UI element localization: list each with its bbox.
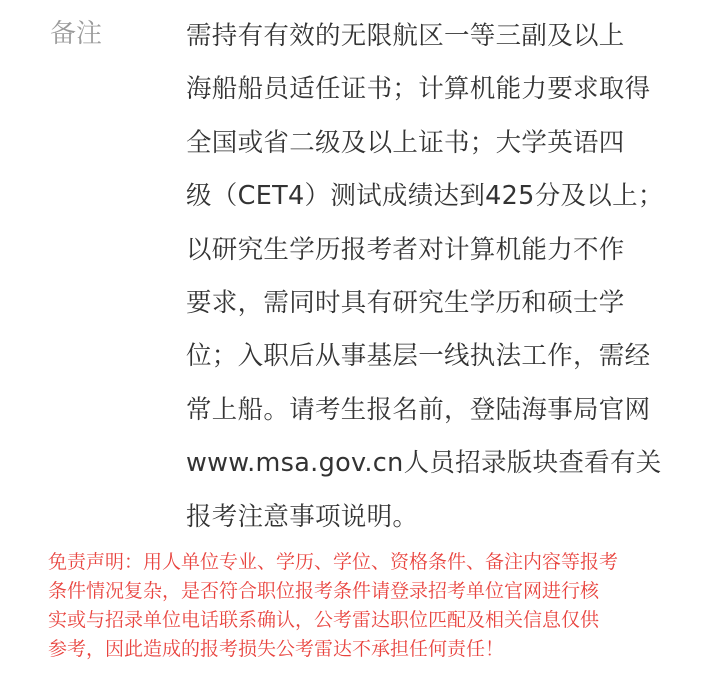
remark-line: 要求，需同时具有研究生学历和硕士学 bbox=[186, 288, 625, 319]
remark-line: 报考注意事项说明。 bbox=[186, 501, 419, 532]
disclaimer-line: 免责声明：用人单位专业、学历、学位、资格条件、备注内容等报考 bbox=[48, 551, 619, 573]
remark-line: 常上船。请考生报名前，登陆海事局官网 bbox=[186, 394, 651, 425]
remark-line: 级（CET4）测试成绩达到425分及以上； bbox=[186, 181, 664, 212]
remark-line: 以研究生学历报考者对计算机能力不作 bbox=[186, 234, 625, 265]
remark-label: 备注 bbox=[50, 19, 103, 49]
disclaimer-line: 条件情况复杂，是否符合职位报考条件请登录招考单位官网进行核 bbox=[48, 580, 600, 602]
disclaimer-line: 参考，因此造成的报考损失公考雷达不承担任何责任！ bbox=[48, 638, 505, 660]
disclaimer-line: 实或与招录单位电话联系确认，公考雷达职位匹配及相关信息仅供 bbox=[48, 609, 600, 631]
remark-line: 位；入职后从事基层一线执法工作，需经 bbox=[186, 341, 651, 372]
remark-line: www.msa.gov.cn人员招录版块查看有关 bbox=[186, 448, 662, 479]
remark-line: 全国或省二级及以上证书；大学英语四 bbox=[186, 127, 625, 158]
remark-line: 海船船员适任证书；计算机能力要求取得 bbox=[186, 74, 651, 105]
disclaimer-notice bbox=[48, 548, 688, 664]
remark-value bbox=[186, 10, 696, 544]
remark-line: 需持有有效的无限航区一等三副及以上 bbox=[186, 21, 625, 51]
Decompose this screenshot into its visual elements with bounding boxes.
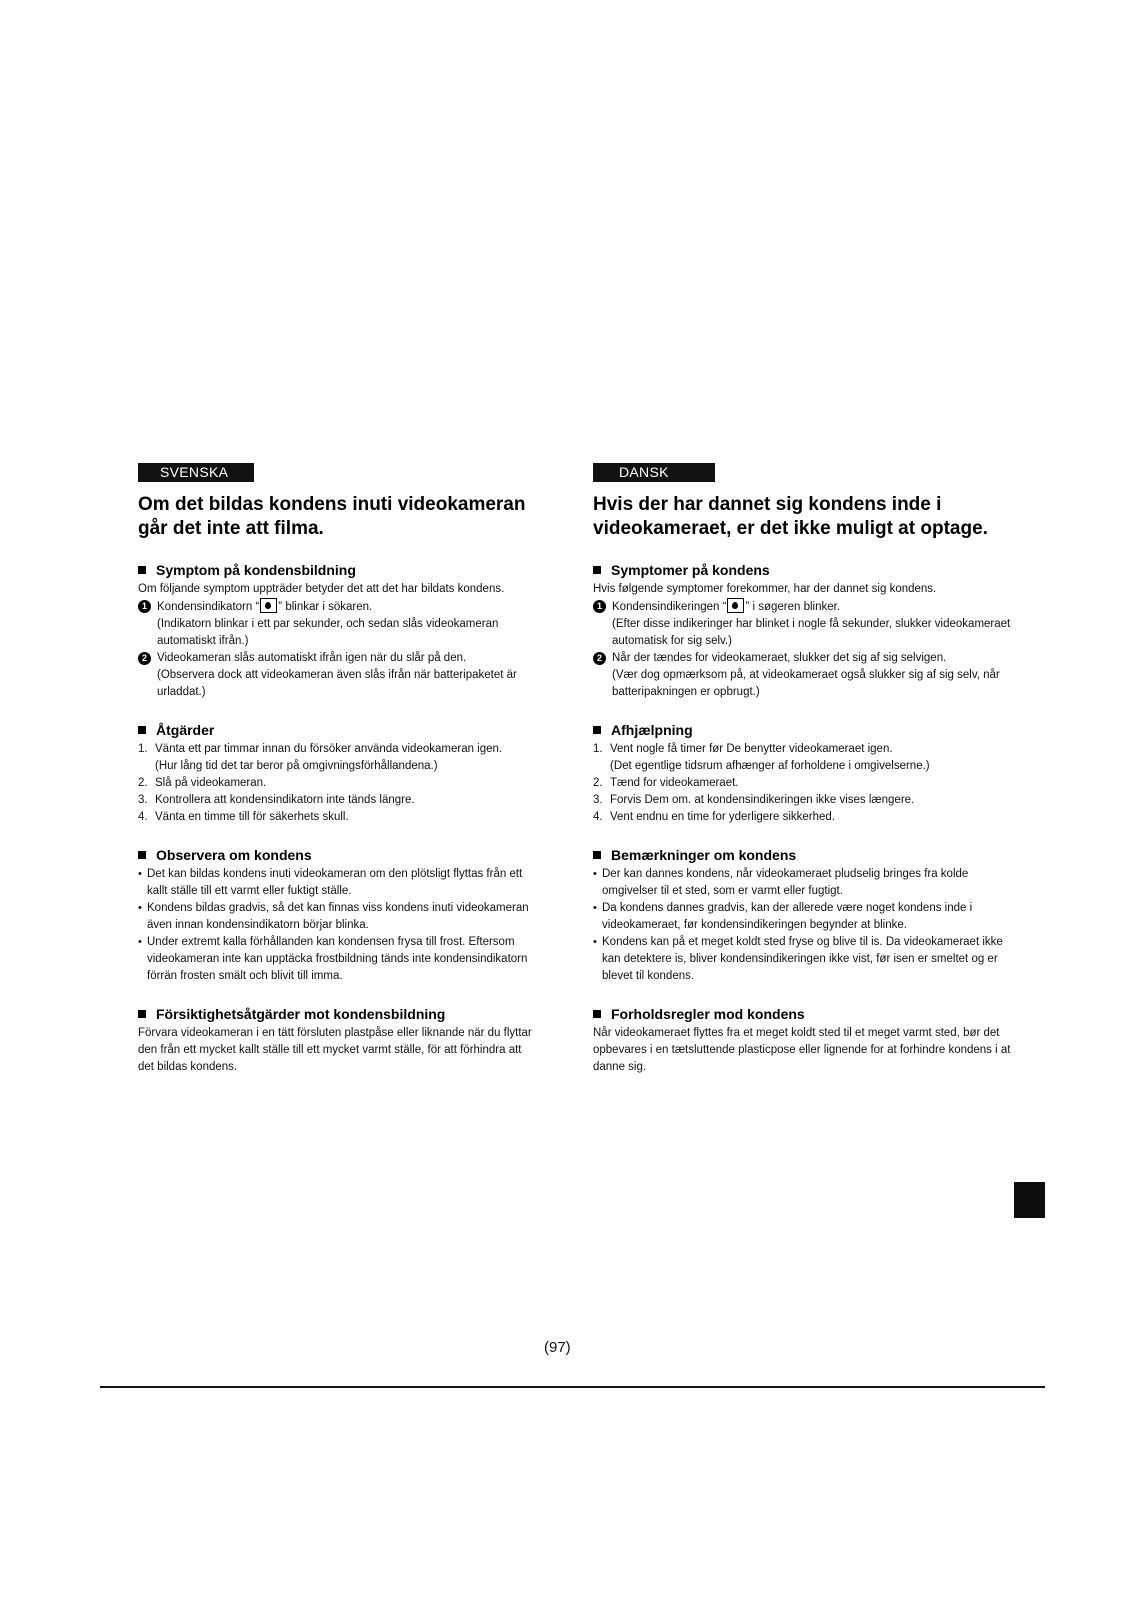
step-number: 2. — [138, 777, 148, 789]
condensation-indicator-icon — [260, 598, 277, 613]
heading-text: Observera om kondens — [156, 847, 312, 863]
symptom-item — [138, 650, 538, 701]
list-item — [138, 792, 538, 809]
symptom-heading — [138, 561, 538, 579]
list-item — [593, 792, 1013, 809]
precautions-heading — [138, 1005, 538, 1023]
section-title: Hvis der har dannet sig kondens inde i videokameraet, er det ikke muligt at optage. — [593, 494, 988, 539]
heading-text: Åtgärder — [156, 722, 215, 738]
symptom-intro: Hvis følgende symptomer forekommer, har der dannet sig kondens. — [593, 583, 937, 595]
condensation-indicator-icon — [727, 598, 744, 613]
list-item: • Det kan bildas kondens inuti videokameran om den plötsligt flyttas från ett kallt ställe till ett varmt eller fuktigt ställe. — [138, 866, 538, 900]
step-text: Vänta ett par timmar innan du försöker använda videokameran igen. — [155, 743, 503, 755]
list-item: • Kondens kan på et meget koldt sted fryse og blive til is. Da videokameraet ikke kan detektere is, bliver kondensindikeringen ikke vist, før isen er smeltet og er blevet til kondens. — [593, 934, 1013, 985]
step-number: 4. — [593, 811, 603, 823]
precautions-text: Når videokameraet flyttes fra et meget koldt sted til et meget varmt sted, bør det opbevares i en tætsluttende plasticpose eller lignende for at forhindre kondens i at danne sig. — [593, 1027, 1011, 1073]
heading-text: Försiktighetsåtgärder mot kondensbildning — [156, 1006, 446, 1022]
step-text: Tænd for videokameraet. — [610, 777, 739, 789]
list-item: • Under extremt kalla förhållanden kan kondensen frysa till frost. Eftersom videokameran inte kan upptäcka frostbildning tänds inte kondensindikatorn förrän frosten smält och blivit till imma. — [138, 934, 538, 985]
notes-section — [138, 846, 538, 985]
step-note: (Det egentlige tidsrum afhænger af forholdene i omgivelserne.) — [610, 760, 930, 772]
step-text: Slå på videokameran. — [155, 777, 267, 789]
actions-section — [593, 721, 1013, 826]
square-bullet-icon — [138, 566, 146, 574]
list-item — [138, 809, 538, 826]
precautions-section — [593, 1005, 1013, 1076]
step-number: 2. — [593, 777, 603, 789]
heading-text: Afhjælpning — [611, 722, 693, 738]
footer-divider — [100, 1386, 1045, 1388]
danish-column — [593, 463, 1013, 1076]
list-item — [593, 741, 1013, 775]
list-item: • Kondens bildas gradvis, så det kan finnas viss kondens inuti videokameran även innan kondensindikatorn börjar blinka. — [138, 900, 538, 934]
item-text: Videokameran slås automatiskt ifrån igen när du slår på den. — [157, 652, 467, 664]
list-item: • Da kondens dannes gradvis, kan der allerede være noget kondens inde i videokameraet, før kondensindikeringen begynder at blinke. — [593, 900, 1013, 934]
step-number: 4. — [138, 811, 148, 823]
item-note: (Efter disse indikeringer har blinket i nogle få sekunder, slukker videokameraet automatisk for sig selv.) — [612, 618, 1011, 647]
notes-heading — [593, 846, 1013, 864]
symptom-intro: Om följande symptom uppträder betyder det att det har bildats kondens. — [138, 583, 505, 595]
actions-section — [138, 721, 538, 826]
symptom-section — [138, 561, 538, 701]
language-tab-danish: DANSK — [593, 463, 715, 482]
step-number: 1. — [593, 743, 603, 755]
square-bullet-icon — [593, 726, 601, 734]
symptom-heading — [593, 561, 1013, 579]
notes-heading — [138, 846, 538, 864]
number-circle-icon: 2 — [593, 652, 606, 665]
step-text: Vänta en timme till för säkerhets skull. — [155, 811, 349, 823]
notes-list — [138, 866, 538, 985]
list-item — [138, 775, 538, 792]
steps-list — [593, 741, 1013, 826]
step-number: 1. — [138, 743, 148, 755]
actions-heading — [138, 721, 538, 739]
number-circle-icon: 2 — [138, 652, 151, 665]
step-note: (Hur lång tid det tar beror på omgivningsförhållandena.) — [155, 760, 438, 772]
square-bullet-icon — [138, 726, 146, 734]
number-circle-icon: 1 — [138, 600, 151, 613]
square-bullet-icon — [593, 1010, 601, 1018]
symptom-section — [593, 561, 1013, 701]
item-text: ” blinkar i sökaren. — [278, 601, 373, 613]
heading-text: Symptomer på kondens — [611, 562, 770, 578]
item-text: ” i søgeren blinker. — [745, 601, 841, 613]
precautions-text: Förvara videokameran i en tätt försluten plastpåse eller liknande när du flyttar den från ett mycket kallt ställe till ett mycket varmt ställe, för att förhindra att det bildas kondens. — [138, 1027, 532, 1073]
item-text: Kondensindikeringen “ — [612, 601, 727, 613]
step-text: Vent nogle få timer før De benytter videokameraet igen. — [610, 743, 893, 755]
list-item — [593, 775, 1013, 792]
notes-list — [593, 866, 1013, 985]
item-text: Når der tændes for videokameraet, slukker det sig af sig selvigen. — [612, 652, 947, 664]
step-text: Kontrollera att kondensindikatorn inte tänds längre. — [155, 794, 415, 806]
symptom-item — [138, 598, 538, 650]
item-note: (Indikatorn blinkar i ett par sekunder, och sedan slås videokameran automatiskt ifrån.) — [157, 618, 499, 647]
square-bullet-icon — [593, 566, 601, 574]
page-number: (97) — [544, 1339, 571, 1356]
actions-heading — [593, 721, 1013, 739]
step-text: Forvis Dem om. at kondensindikeringen ikke vises længere. — [610, 794, 915, 806]
square-bullet-icon — [138, 851, 146, 859]
step-number: 3. — [138, 794, 148, 806]
item-text: Kondensindikatorn “ — [157, 601, 260, 613]
item-note: (Observera dock att videokameran även slås ifrån när batteripaketet är urladdat.) — [157, 669, 517, 698]
list-item — [138, 741, 538, 775]
notes-section — [593, 846, 1013, 985]
precautions-heading — [593, 1005, 1013, 1023]
symptom-item — [593, 598, 1013, 650]
swedish-column — [138, 463, 538, 1076]
square-bullet-icon — [138, 1010, 146, 1018]
list-item: • Der kan dannes kondens, når videokameraet pludselig bringes fra kolde omgivelser til et sted, som er varmt eller fugtigt. — [593, 866, 1013, 900]
steps-list — [138, 741, 538, 826]
symptom-item — [593, 650, 1013, 701]
step-text: Vent endnu en time for yderligere sikkerhed. — [610, 811, 836, 823]
item-note: (Vær dog opmærksom på, at videokameraet også slukker sig af sig selv, når batteripakningen er opbrugt.) — [612, 669, 1000, 698]
list-item — [593, 809, 1013, 826]
square-bullet-icon — [593, 851, 601, 859]
heading-text: Bemærkninger om kondens — [611, 847, 797, 863]
edge-index-tab — [1014, 1182, 1045, 1218]
section-title: Om det bildas kondens inuti videokameran går det inte att filma. — [138, 494, 526, 539]
number-circle-icon: 1 — [593, 600, 606, 613]
precautions-section — [138, 1005, 538, 1076]
language-tab-swedish: SVENSKA — [138, 463, 254, 482]
step-number: 3. — [593, 794, 603, 806]
heading-text: Forholdsregler mod kondens — [611, 1006, 805, 1022]
heading-text: Symptom på kondensbildning — [156, 562, 356, 578]
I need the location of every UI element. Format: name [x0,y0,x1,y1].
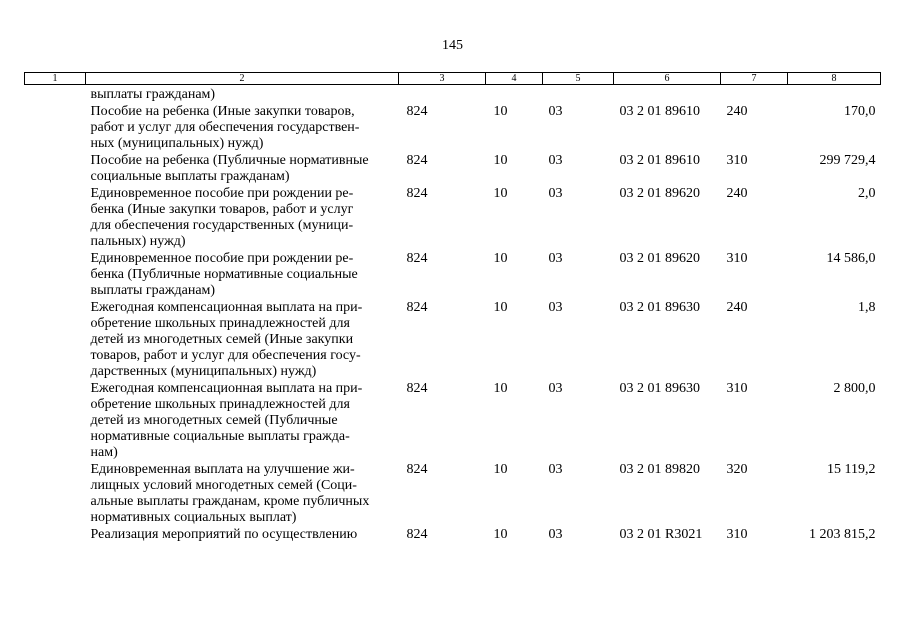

=-=-=-=-=

Pick out each line of the listing above that contains the string "steps", and copy those lines in full.

steps-list — [593, 741, 1013, 826]
steps-list — [138, 741, 538, 826]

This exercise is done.